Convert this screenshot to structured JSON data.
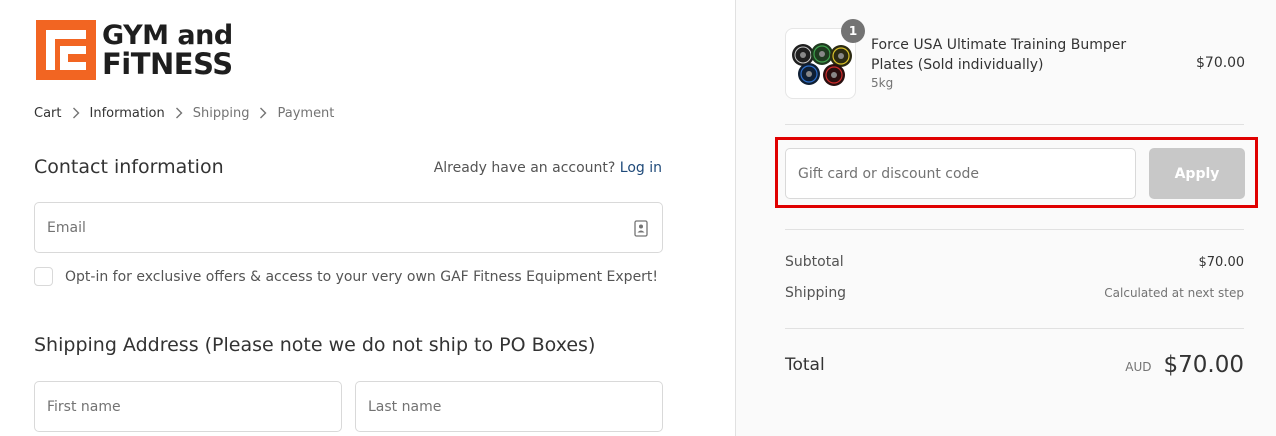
{
  "brand": {
    "logo_line1": "GYM and",
    "logo_line2": "FiTNESS",
    "accent_color": "#f26522"
  },
  "breadcrumb": {
    "items": [
      {
        "label": "Cart",
        "state": "done"
      },
      {
        "label": "Information",
        "state": "current"
      },
      {
        "label": "Shipping",
        "state": "upcoming"
      },
      {
        "label": "Payment",
        "state": "upcoming"
      }
    ],
    "separator_icon": "chevron-right-icon"
  },
  "contact": {
    "title": "Contact information",
    "login_prompt": "Already have an account?",
    "login_link": "Log in",
    "email_placeholder": "Email",
    "email_icon": "contact-card-icon",
    "optin_label": "Opt-in for exclusive offers & access to your very own GAF Fitness Equipment Expert!"
  },
  "shipping": {
    "title": "Shipping Address (Please note we do not ship to PO Boxes)",
    "first_name_placeholder": "First name",
    "last_name_placeholder": "Last name"
  },
  "summary": {
    "product": {
      "name": "Force USA Ultimate Training Bumper Plates (Sold individually)",
      "variant": "5kg",
      "price": "$70.00",
      "quantity": "1"
    },
    "discount": {
      "placeholder": "Gift card or discount code",
      "apply_label": "Apply",
      "highlight_color": "#e00000"
    },
    "subtotal_label": "Subtotal",
    "subtotal_value": "$70.00",
    "shipping_label": "Shipping",
    "shipping_value": "Calculated at next step",
    "total_label": "Total",
    "currency": "AUD",
    "total_value": "$70.00"
  }
}
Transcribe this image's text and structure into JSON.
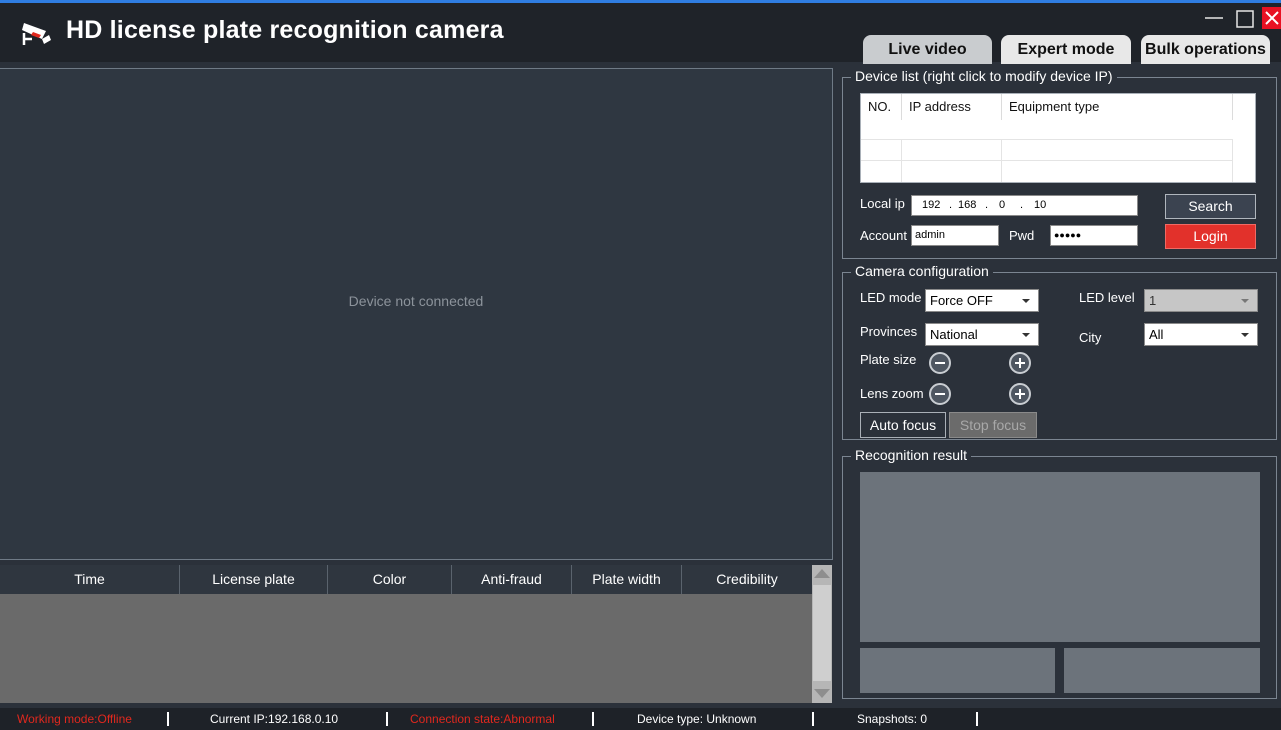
{
  "app": {
    "title": "HD license plate recognition camera",
    "icon": "camera-icon",
    "window_controls": [
      "minimize-icon",
      "maximize-icon",
      "close-icon"
    ]
  },
  "tabs": [
    {
      "label": "Live video",
      "active": true
    },
    {
      "label": "Expert mode",
      "active": false
    },
    {
      "label": "Bulk operations",
      "active": false
    }
  ],
  "video": {
    "status": "Device not connected"
  },
  "results_table": {
    "columns": [
      "Time",
      "License plate",
      "Color",
      "Anti-fraud",
      "Plate width",
      "Credibility"
    ],
    "rows": []
  },
  "device_list": {
    "legend": "Device list (right click to modify device IP)",
    "columns": [
      "NO.",
      "IP address",
      "Equipment type"
    ],
    "rows": [],
    "local_ip_label": "Local ip",
    "local_ip": [
      "192",
      "168",
      "0",
      "10"
    ],
    "account_label": "Account",
    "account": "admin",
    "pwd_label": "Pwd",
    "pwd": "●●●●●",
    "search_label": "Search",
    "login_label": "Login"
  },
  "camera_config": {
    "legend": "Camera configuration",
    "led_mode_label": "LED mode",
    "led_mode": "Force OFF",
    "led_level_label": "LED level",
    "led_level": "1",
    "provinces_label": "Provinces",
    "provinces": "National",
    "city_label": "City",
    "city": "All",
    "plate_size_label": "Plate size",
    "lens_zoom_label": "Lens zoom",
    "auto_focus_label": "Auto focus",
    "stop_focus_label": "Stop focus"
  },
  "recognition": {
    "legend": "Recognition result"
  },
  "status": {
    "working_mode": "Working mode:Offline",
    "current_ip": "Current IP:192.168.0.10",
    "connection_state": "Connection state:Abnormal",
    "device_type": "Device type: Unknown",
    "snapshots": "Snapshots: 0",
    "colors": {
      "alert": "#e0281e",
      "normal": "#ffffff"
    }
  }
}
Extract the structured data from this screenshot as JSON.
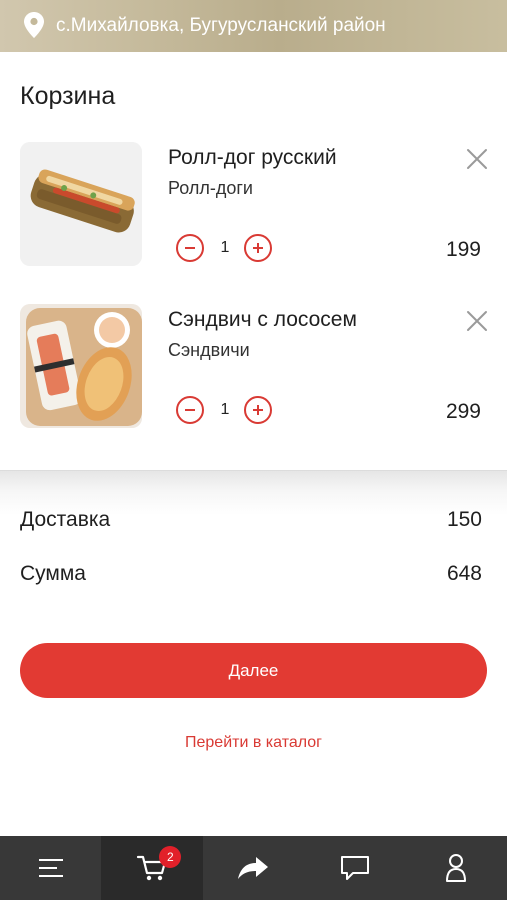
{
  "header": {
    "location": "с.Михайловка, Бугурусланский район"
  },
  "cart": {
    "title": "Корзина",
    "items": [
      {
        "name": "Ролл-дог русский",
        "category": "Ролл-доги",
        "quantity": "1",
        "price": "199"
      },
      {
        "name": "Сэндвич с лососем",
        "category": "Сэндвичи",
        "quantity": "1",
        "price": "299"
      }
    ]
  },
  "summary": {
    "delivery_label": "Доставка",
    "delivery_value": "150",
    "total_label": "Сумма",
    "total_value": "648"
  },
  "actions": {
    "next_label": "Далее",
    "catalog_label": "Перейти в каталог"
  },
  "tabbar": {
    "tabs": [
      {
        "icon": "menu-icon"
      },
      {
        "icon": "cart-icon",
        "badge": "2",
        "active": true
      },
      {
        "icon": "share-icon"
      },
      {
        "icon": "chat-icon"
      },
      {
        "icon": "profile-icon"
      }
    ]
  },
  "colors": {
    "accent": "#e23a33",
    "tabbar": "#383838",
    "header": "#c7bc9e"
  }
}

Your objective: Pictures in the data above should not be copied; transcribe everything else exactly.

Response:
Convert this screenshot to structured JSON data.
{
  "brand": {
    "logo_line1": "GYM and",
    "logo_line2": "FiTNESS",
    "accent_color": "#f26522"
  },
  "breadcrumb": {
    "items": [
      {
        "label": "Cart",
        "state": "done"
      },
      {
        "label": "Information",
        "state": "current"
      },
      {
        "label": "Shipping",
        "state": "upcoming"
      },
      {
        "label": "Payment",
        "state": "upcoming"
      }
    ],
    "separator_icon": "chevron-right-icon"
  },
  "contact": {
    "title": "Contact information",
    "login_prompt": "Already have an account?",
    "login_link": "Log in",
    "email_placeholder": "Email",
    "email_icon": "contact-card-icon",
    "optin_label": "Opt-in for exclusive offers & access to your very own GAF Fitness Equipment Expert!"
  },
  "shipping": {
    "title": "Shipping Address (Please note we do not ship to PO Boxes)",
    "first_name_placeholder": "First name",
    "last_name_placeholder": "Last name"
  },
  "summary": {
    "product": {
      "name": "Force USA Ultimate Training Bumper Plates (Sold individually)",
      "variant": "5kg",
      "price": "$70.00",
      "quantity": "1"
    },
    "discount": {
      "placeholder": "Gift card or discount code",
      "apply_label": "Apply",
      "highlight_color": "#e00000"
    },
    "subtotal_label": "Subtotal",
    "subtotal_value": "$70.00",
    "shipping_label": "Shipping",
    "shipping_value": "Calculated at next step",
    "total_label": "Total",
    "currency": "AUD",
    "total_value": "$70.00"
  }
}
Transcribe this image's text and structure into JSON.
{
  "app": {
    "title": "HD license plate recognition camera",
    "icon": "camera-icon",
    "window_controls": [
      "minimize-icon",
      "maximize-icon",
      "close-icon"
    ]
  },
  "tabs": [
    {
      "label": "Live video",
      "active": true
    },
    {
      "label": "Expert mode",
      "active": false
    },
    {
      "label": "Bulk operations",
      "active": false
    }
  ],
  "video": {
    "status": "Device not connected"
  },
  "results_table": {
    "columns": [
      "Time",
      "License plate",
      "Color",
      "Anti-fraud",
      "Plate width",
      "Credibility"
    ],
    "rows": []
  },
  "device_list": {
    "legend": "Device list (right click to modify device IP)",
    "columns": [
      "NO.",
      "IP address",
      "Equipment type"
    ],
    "rows": [],
    "local_ip_label": "Local ip",
    "local_ip": [
      "192",
      "168",
      "0",
      "10"
    ],
    "account_label": "Account",
    "account": "admin",
    "pwd_label": "Pwd",
    "pwd": "●●●●●",
    "search_label": "Search",
    "login_label": "Login"
  },
  "camera_config": {
    "legend": "Camera configuration",
    "led_mode_label": "LED mode",
    "led_mode": "Force OFF",
    "led_level_label": "LED level",
    "led_level": "1",
    "provinces_label": "Provinces",
    "provinces": "National",
    "city_label": "City",
    "city": "All",
    "plate_size_label": "Plate size",
    "lens_zoom_label": "Lens zoom",
    "auto_focus_label": "Auto focus",
    "stop_focus_label": "Stop focus"
  },
  "recognition": {
    "legend": "Recognition result"
  },
  "status": {
    "working_mode": "Working mode:Offline",
    "current_ip": "Current IP:192.168.0.10",
    "connection_state": "Connection state:Abnormal",
    "device_type": "Device type: Unknown",
    "snapshots": "Snapshots: 0",
    "colors": {
      "alert": "#e0281e",
      "normal": "#ffffff"
    }
  }
}
Extract the structured data from this screenshot as JSON.
{
  "header": {
    "location": "с.Михайловка, Бугурусланский район"
  },
  "cart": {
    "title": "Корзина",
    "items": [
      {
        "name": "Ролл-дог русский",
        "category": "Ролл-доги",
        "quantity": "1",
        "price": "199"
      },
      {
        "name": "Сэндвич с лососем",
        "category": "Сэндвичи",
        "quantity": "1",
        "price": "299"
      }
    ]
  },
  "summary": {
    "delivery_label": "Доставка",
    "delivery_value": "150",
    "total_label": "Сумма",
    "total_value": "648"
  },
  "actions": {
    "next_label": "Далее",
    "catalog_label": "Перейти в каталог"
  },
  "tabbar": {
    "tabs": [
      {
        "icon": "menu-icon"
      },
      {
        "icon": "cart-icon",
        "badge": "2",
        "active": true
      },
      {
        "icon": "share-icon"
      },
      {
        "icon": "chat-icon"
      },
      {
        "icon": "profile-icon"
      }
    ]
  },
  "colors": {
    "accent": "#e23a33",
    "tabbar": "#383838",
    "header": "#c7bc9e"
  }
}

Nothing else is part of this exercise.